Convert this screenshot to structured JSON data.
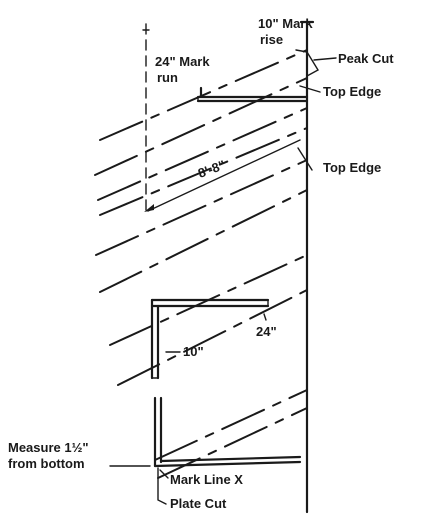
{
  "labels": {
    "ten_mark": "10\" Mark",
    "rise": "rise",
    "twentyfour_mark": "24\" Mark",
    "run": "run",
    "peak_cut": "Peak Cut",
    "top_edge_upper": "Top Edge",
    "top_edge_lower": "Top Edge",
    "length": "8'-8\"",
    "twentyfour": "24\"",
    "ten": "10\"",
    "measure_line1": "Measure 1½\"",
    "measure_line2": "from bottom",
    "mark_line_x": "Mark Line X",
    "plate_cut": "Plate Cut"
  }
}
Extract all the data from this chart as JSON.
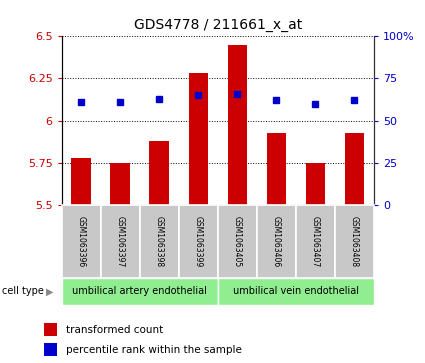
{
  "title": "GDS4778 / 211661_x_at",
  "samples": [
    "GSM1063396",
    "GSM1063397",
    "GSM1063398",
    "GSM1063399",
    "GSM1063405",
    "GSM1063406",
    "GSM1063407",
    "GSM1063408"
  ],
  "bar_values": [
    5.78,
    5.75,
    5.88,
    6.28,
    6.45,
    5.93,
    5.75,
    5.93
  ],
  "dot_values": [
    61,
    61,
    63,
    65,
    66,
    62,
    60,
    62
  ],
  "bar_bottom": 5.5,
  "ylim_left": [
    5.5,
    6.5
  ],
  "ylim_right": [
    0,
    100
  ],
  "yticks_left": [
    5.5,
    5.75,
    6.0,
    6.25,
    6.5
  ],
  "yticks_right": [
    0,
    25,
    50,
    75,
    100
  ],
  "ytick_labels_left": [
    "5.5",
    "5.75",
    "6",
    "6.25",
    "6.5"
  ],
  "ytick_labels_right": [
    "0",
    "25",
    "50",
    "75",
    "100%"
  ],
  "bar_color": "#cc0000",
  "dot_color": "#0000cc",
  "cell_type_labels": [
    "umbilical artery endothelial",
    "umbilical vein endothelial"
  ],
  "cell_type_groups": [
    4,
    4
  ],
  "cell_type_color": "#90ee90",
  "sample_box_color": "#c8c8c8",
  "grid_color": "#000000",
  "bg_color": "#ffffff",
  "tick_label_color_left": "#cc0000",
  "tick_label_color_right": "#0000cc",
  "legend_bar_label": "transformed count",
  "legend_dot_label": "percentile rank within the sample",
  "cell_type_text": "cell type",
  "figsize": [
    4.25,
    3.63
  ],
  "dpi": 100
}
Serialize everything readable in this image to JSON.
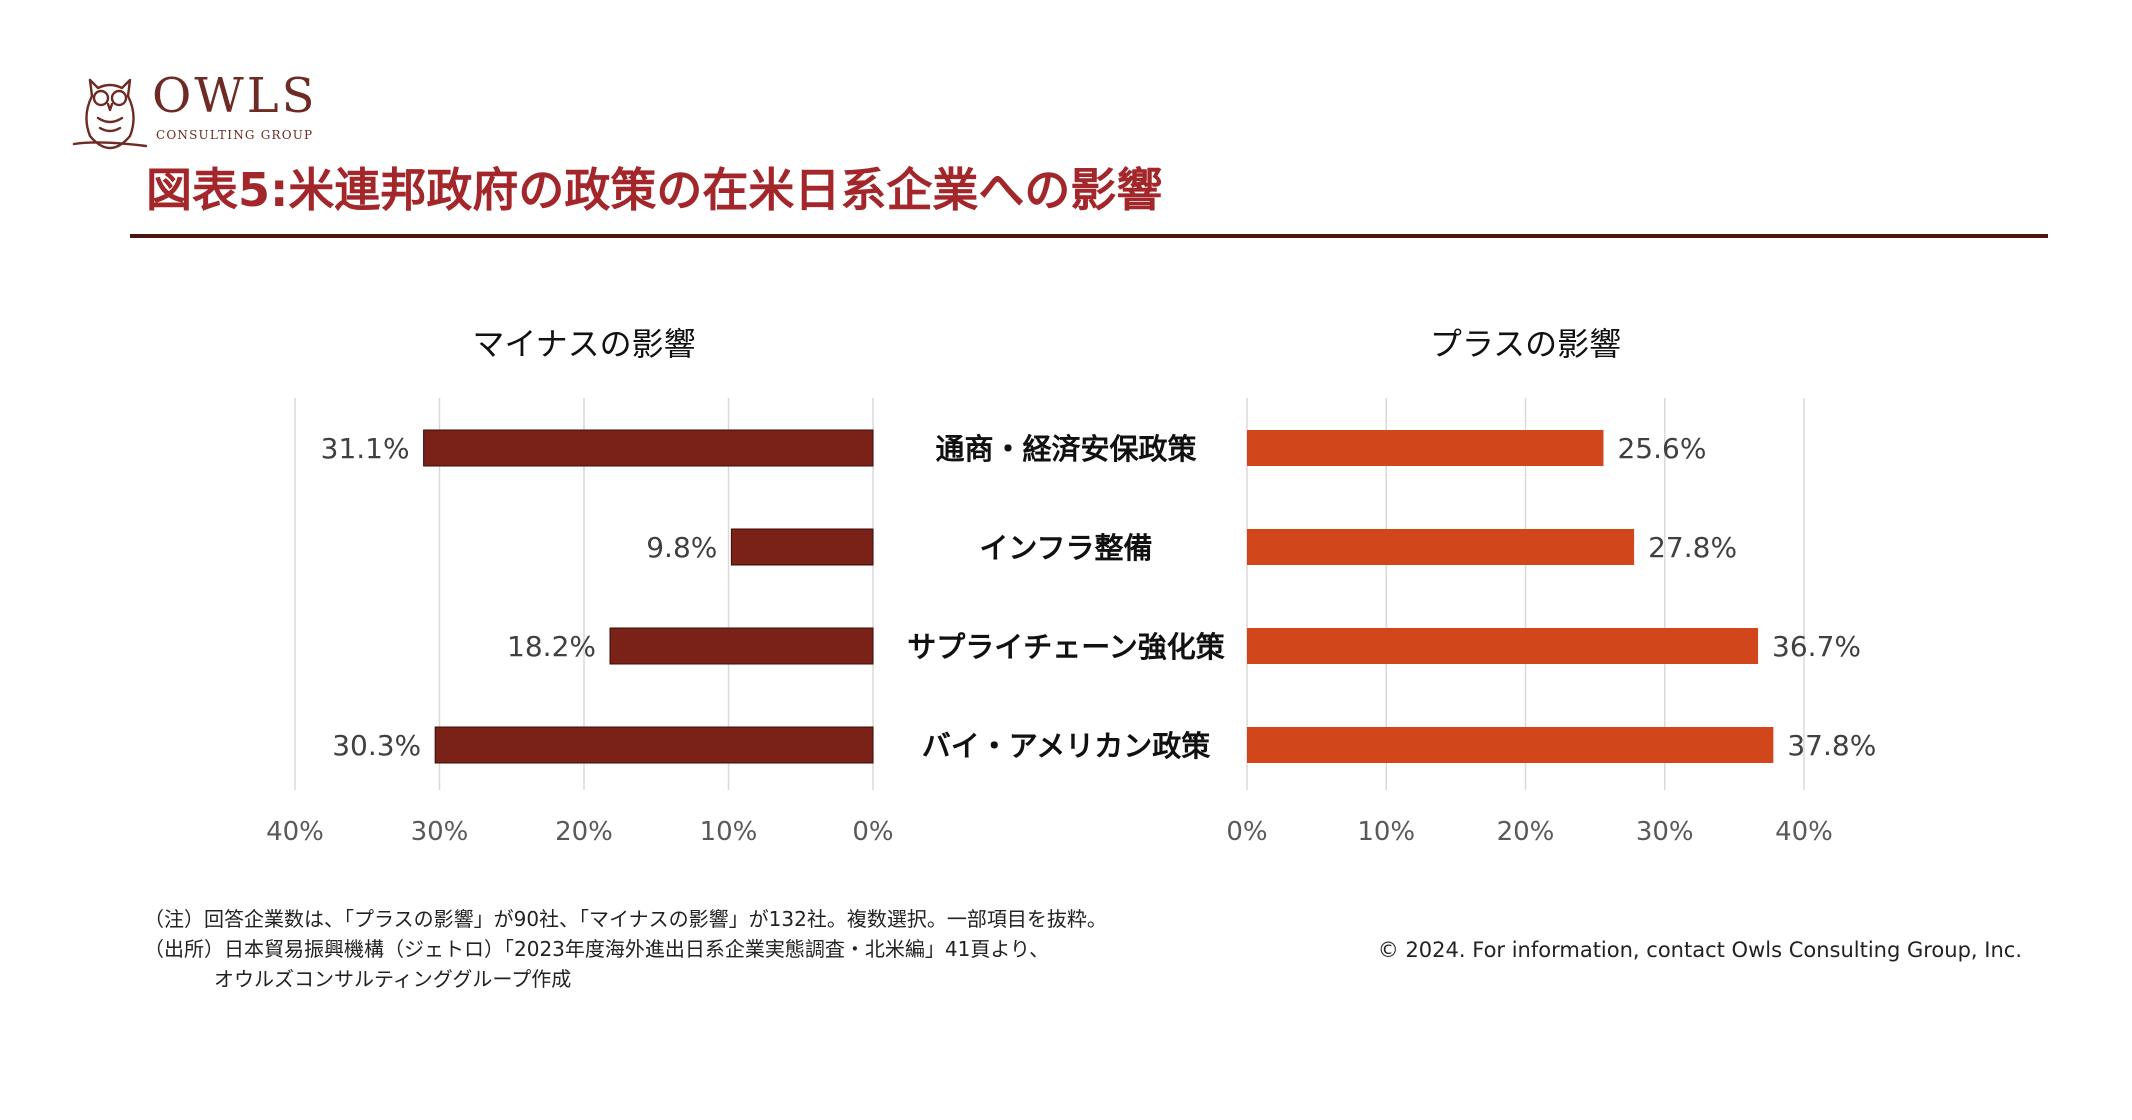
{
  "logo": {
    "name": "OWLS",
    "subtitle": "CONSULTING GROUP",
    "icon": "owl-icon",
    "color": "#6e2a24"
  },
  "title": "図表5:米連邦政府の政策の在米日系企業への影響",
  "title_color": "#a3262a",
  "chart_data": {
    "type": "bar",
    "orientation": "horizontal",
    "categories": [
      "通商・経済安保政策",
      "インフラ整備",
      "サプライチェーン強化策",
      "バイ・アメリカン政策"
    ],
    "series": [
      {
        "name": "マイナスの影響",
        "values": [
          31.1,
          9.8,
          18.2,
          30.3
        ],
        "labels": [
          "31.1%",
          "9.8%",
          "18.2%",
          "30.3%"
        ],
        "color": "#7a2118"
      },
      {
        "name": "プラスの影響",
        "values": [
          25.6,
          27.8,
          36.7,
          37.8
        ],
        "labels": [
          "25.6%",
          "27.8%",
          "36.7%",
          "37.8%"
        ],
        "color": "#d2461c"
      }
    ],
    "xlim": [
      0,
      40
    ],
    "left_ticks": [
      "40%",
      "30%",
      "20%",
      "10%",
      "0%"
    ],
    "right_ticks": [
      "0%",
      "10%",
      "20%",
      "30%",
      "40%"
    ],
    "grid": true
  },
  "notes": [
    "（注）回答企業数は、「プラスの影響」が90社、「マイナスの影響」が132社。複数選択。一部項目を抜粋。",
    "（出所）日本貿易振興機構（ジェトロ）「2023年度海外進出日系企業実態調査・北米編」41頁より、",
    "オウルズコンサルティンググループ作成"
  ],
  "copyright": "© 2024. For information, contact Owls Consulting Group, Inc."
}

• **Work to do**:
Exclude the images, then output the data above word for word.

• **Answer to this problem**:
Convert this screenshot to structured JSON data.
{
  "labels": {
    "ten_mark": "10\" Mark",
    "rise": "rise",
    "twentyfour_mark": "24\" Mark",
    "run": "run",
    "peak_cut": "Peak Cut",
    "top_edge_upper": "Top Edge",
    "top_edge_lower": "Top Edge",
    "length": "8'-8\"",
    "twentyfour": "24\"",
    "ten": "10\"",
    "measure_line1": "Measure 1½\"",
    "measure_line2": "from bottom",
    "mark_line_x": "Mark Line X",
    "plate_cut": "Plate Cut"
  }
}
Extract all the data from this chart as JSON.
{
  "title": "GDS4778 / 211661_x_at",
  "samples": [
    "GSM1063396",
    "GSM1063397",
    "GSM1063398",
    "GSM1063399",
    "GSM1063405",
    "GSM1063406",
    "GSM1063407",
    "GSM1063408"
  ],
  "bar_values": [
    5.78,
    5.75,
    5.88,
    6.28,
    6.45,
    5.93,
    5.75,
    5.93
  ],
  "dot_values": [
    61,
    61,
    63,
    65,
    66,
    62,
    60,
    62
  ],
  "bar_bottom": 5.5,
  "ylim_left": [
    5.5,
    6.5
  ],
  "ylim_right": [
    0,
    100
  ],
  "yticks_left": [
    5.5,
    5.75,
    6.0,
    6.25,
    6.5
  ],
  "yticks_right": [
    0,
    25,
    50,
    75,
    100
  ],
  "ytick_labels_left": [
    "5.5",
    "5.75",
    "6",
    "6.25",
    "6.5"
  ],
  "ytick_labels_right": [
    "0",
    "25",
    "50",
    "75",
    "100%"
  ],
  "bar_color": "#cc0000",
  "dot_color": "#0000cc",
  "cell_type_labels": [
    "umbilical artery endothelial",
    "umbilical vein endothelial"
  ],
  "cell_type_groups": [
    4,
    4
  ],
  "cell_type_color": "#90ee90",
  "sample_box_color": "#c8c8c8",
  "grid_color": "#000000",
  "bg_color": "#ffffff",
  "tick_label_color_left": "#cc0000",
  "tick_label_color_right": "#0000cc",
  "legend_bar_label": "transformed count",
  "legend_dot_label": "percentile rank within the sample",
  "cell_type_text": "cell type",
  "figsize": [
    4.25,
    3.63
  ],
  "dpi": 100
}
Serialize everything readable in this image to JSON.
{
  "logo": {
    "name": "OWLS",
    "subtitle": "CONSULTING GROUP",
    "icon": "owl-icon",
    "color": "#6e2a24"
  },
  "title": "図表5:米連邦政府の政策の在米日系企業への影響",
  "title_color": "#a3262a",
  "chart_data": {
    "type": "bar",
    "orientation": "horizontal",
    "categories": [
      "通商・経済安保政策",
      "インフラ整備",
      "サプライチェーン強化策",
      "バイ・アメリカン政策"
    ],
    "series": [
      {
        "name": "マイナスの影響",
        "values": [
          31.1,
          9.8,
          18.2,
          30.3
        ],
        "labels": [
          "31.1%",
          "9.8%",
          "18.2%",
          "30.3%"
        ],
        "color": "#7a2118"
      },
      {
        "name": "プラスの影響",
        "values": [
          25.6,
          27.8,
          36.7,
          37.8
        ],
        "labels": [
          "25.6%",
          "27.8%",
          "36.7%",
          "37.8%"
        ],
        "color": "#d2461c"
      }
    ],
    "xlim": [
      0,
      40
    ],
    "left_ticks": [
      "40%",
      "30%",
      "20%",
      "10%",
      "0%"
    ],
    "right_ticks": [
      "0%",
      "10%",
      "20%",
      "30%",
      "40%"
    ],
    "grid": true
  },
  "notes": [
    "（注）回答企業数は、「プラスの影響」が90社、「マイナスの影響」が132社。複数選択。一部項目を抜粋。",
    "（出所）日本貿易振興機構（ジェトロ）「2023年度海外進出日系企業実態調査・北米編」41頁より、",
    "オウルズコンサルティンググループ作成"
  ],
  "copyright": "© 2024. For information, contact Owls Consulting Group, Inc."
}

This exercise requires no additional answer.